▶ **Tu tarea**
Según el fragmento sobre la palabra, ¿en qué ocasión hizo el Papa Benedicto la meditación que se cita al principio?

▶ **Fragmento elegido**
Salmo 145: “Alaba, alma mía, al Señor”
Santiago 2, 1-5: “Dios ha elegido a los pobres del mundo para hacerlos herederos del Reino”
San Marcos 7, 31-37: “Hace oír a los sordos y hablar a los mudos”

“Humanamente hablando, la palabra, nuestra palabra humana, es casi una nada de la realidad, un suspiro. Apenas pronunciada, desaparece. Parece ser nada. Pero ya la palabra humana tiene un fuerza increíble. Son las palabras que luego crean la historia, son las palabras que dan forma a los pensamientos, los pensamientos de los cuales viene la palabra. Es la palabra que forma la historia, la realidad. Y si hablamos de la Palabra de Dios es el fundamento de todo, es la verdadera realidad”. Así iniciaba el Papa Benedicto su meditación en el Sínodo de la Palabra, recordándonos la fragilidad y grandeza de la palabra. Hemos vivido días de turbulencia donde la palabra pretende ser ahogada como si ahogando la palabra se destruyera la verdad: periodistas asesinados, condena de manifestaciones, hombres y mujeres obligados al silencio, mensajes comprados e historia inventada… pero la verdad va más allá de las manipulaciones. No podemos guardar silencio porque nos convertiríamos en cómplices. El pueblo tiene derecho a decir su palabra y a escuchar la verdad. ¡Con mucha mayor razón tiene derecho a escuchar la PALABRA y a pronunciar LA PALABRA!

▶ **Listado recibido**
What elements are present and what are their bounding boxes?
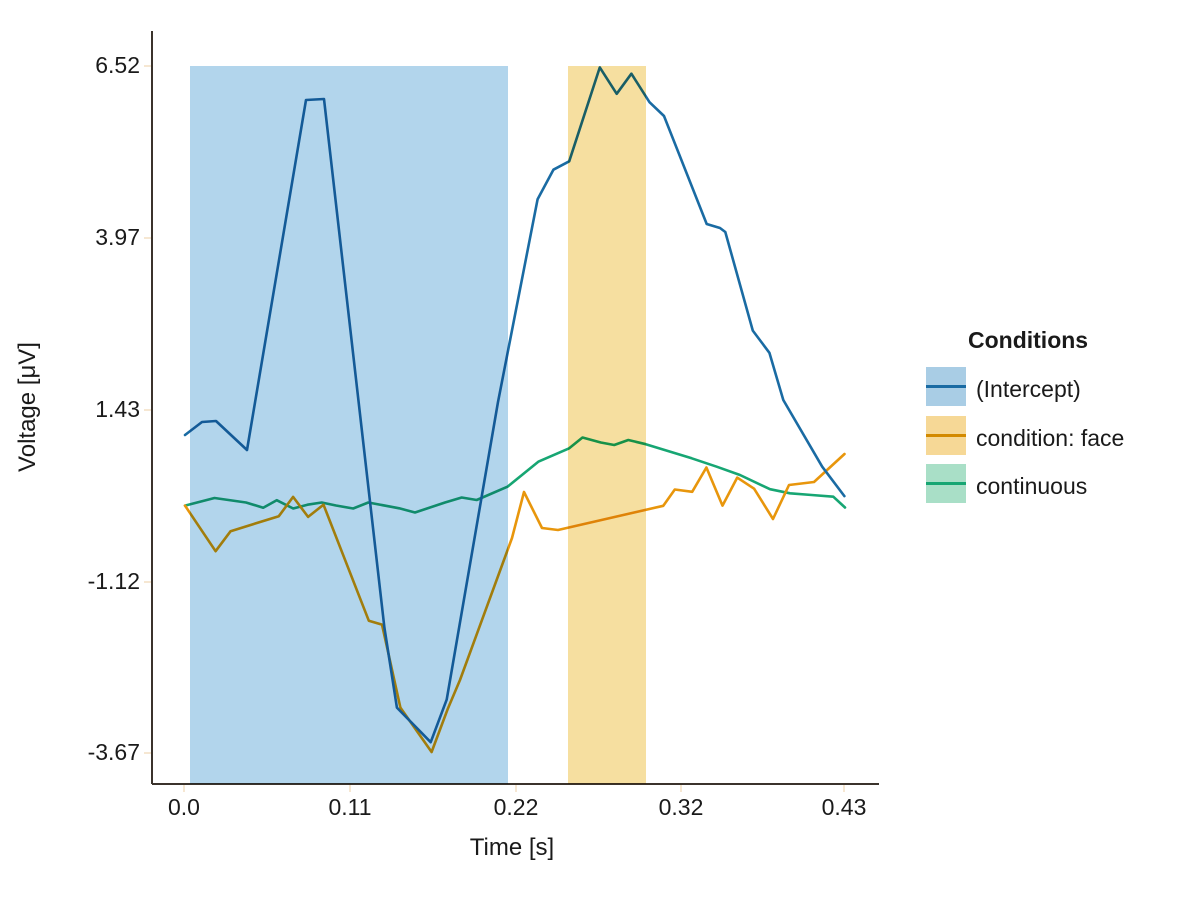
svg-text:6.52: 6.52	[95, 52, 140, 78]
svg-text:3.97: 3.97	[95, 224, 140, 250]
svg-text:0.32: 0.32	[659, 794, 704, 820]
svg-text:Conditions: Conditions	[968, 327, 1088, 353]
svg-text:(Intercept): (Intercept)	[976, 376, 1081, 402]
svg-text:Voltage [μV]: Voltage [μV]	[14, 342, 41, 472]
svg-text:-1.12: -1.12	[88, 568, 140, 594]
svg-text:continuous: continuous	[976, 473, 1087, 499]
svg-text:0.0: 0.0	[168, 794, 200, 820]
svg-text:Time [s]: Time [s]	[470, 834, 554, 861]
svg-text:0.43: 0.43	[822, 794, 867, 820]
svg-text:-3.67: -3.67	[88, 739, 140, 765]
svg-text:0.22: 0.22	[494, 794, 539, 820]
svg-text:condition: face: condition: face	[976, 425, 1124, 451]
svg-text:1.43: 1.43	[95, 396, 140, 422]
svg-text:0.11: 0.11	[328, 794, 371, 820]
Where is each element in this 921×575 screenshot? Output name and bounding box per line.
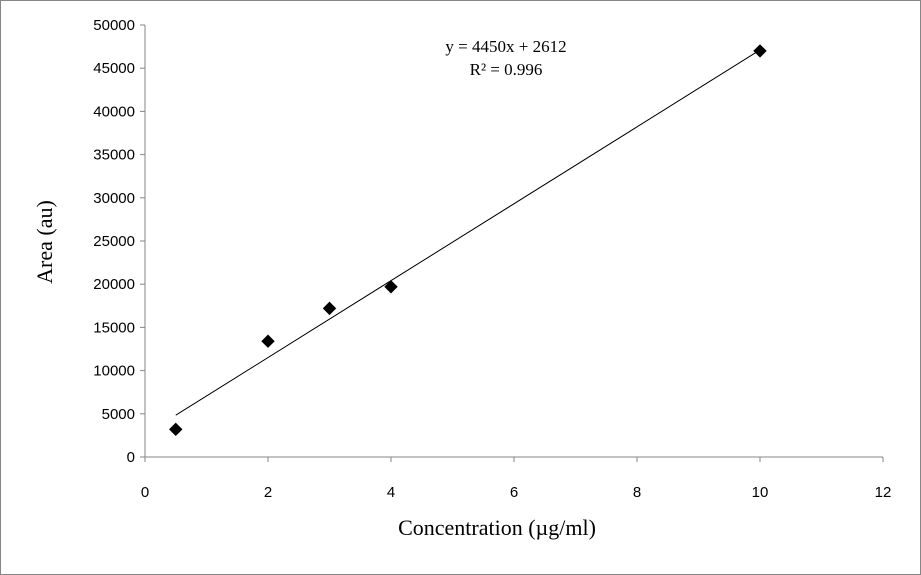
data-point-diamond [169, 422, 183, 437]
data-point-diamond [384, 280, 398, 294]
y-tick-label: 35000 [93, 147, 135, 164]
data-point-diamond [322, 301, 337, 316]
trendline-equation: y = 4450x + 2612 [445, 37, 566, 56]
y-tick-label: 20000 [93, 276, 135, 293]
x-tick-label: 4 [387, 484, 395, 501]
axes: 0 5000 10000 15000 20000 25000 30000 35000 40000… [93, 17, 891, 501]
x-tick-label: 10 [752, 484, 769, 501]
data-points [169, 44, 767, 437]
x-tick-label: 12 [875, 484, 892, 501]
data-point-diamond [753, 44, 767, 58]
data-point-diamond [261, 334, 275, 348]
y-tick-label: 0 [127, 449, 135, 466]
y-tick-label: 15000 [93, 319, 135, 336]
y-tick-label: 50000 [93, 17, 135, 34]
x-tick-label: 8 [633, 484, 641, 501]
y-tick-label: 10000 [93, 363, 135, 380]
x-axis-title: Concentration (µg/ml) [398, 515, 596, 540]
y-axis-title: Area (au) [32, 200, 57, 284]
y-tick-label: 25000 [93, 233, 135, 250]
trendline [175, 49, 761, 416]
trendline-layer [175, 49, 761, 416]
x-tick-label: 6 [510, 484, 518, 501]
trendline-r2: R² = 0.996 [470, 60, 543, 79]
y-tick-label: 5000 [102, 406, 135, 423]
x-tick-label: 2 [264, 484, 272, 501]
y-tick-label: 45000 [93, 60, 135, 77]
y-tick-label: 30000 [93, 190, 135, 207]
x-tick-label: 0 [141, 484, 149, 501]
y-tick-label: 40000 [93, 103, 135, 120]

▶ **Respuesta escrita**
En el Sínodo de la Palabra.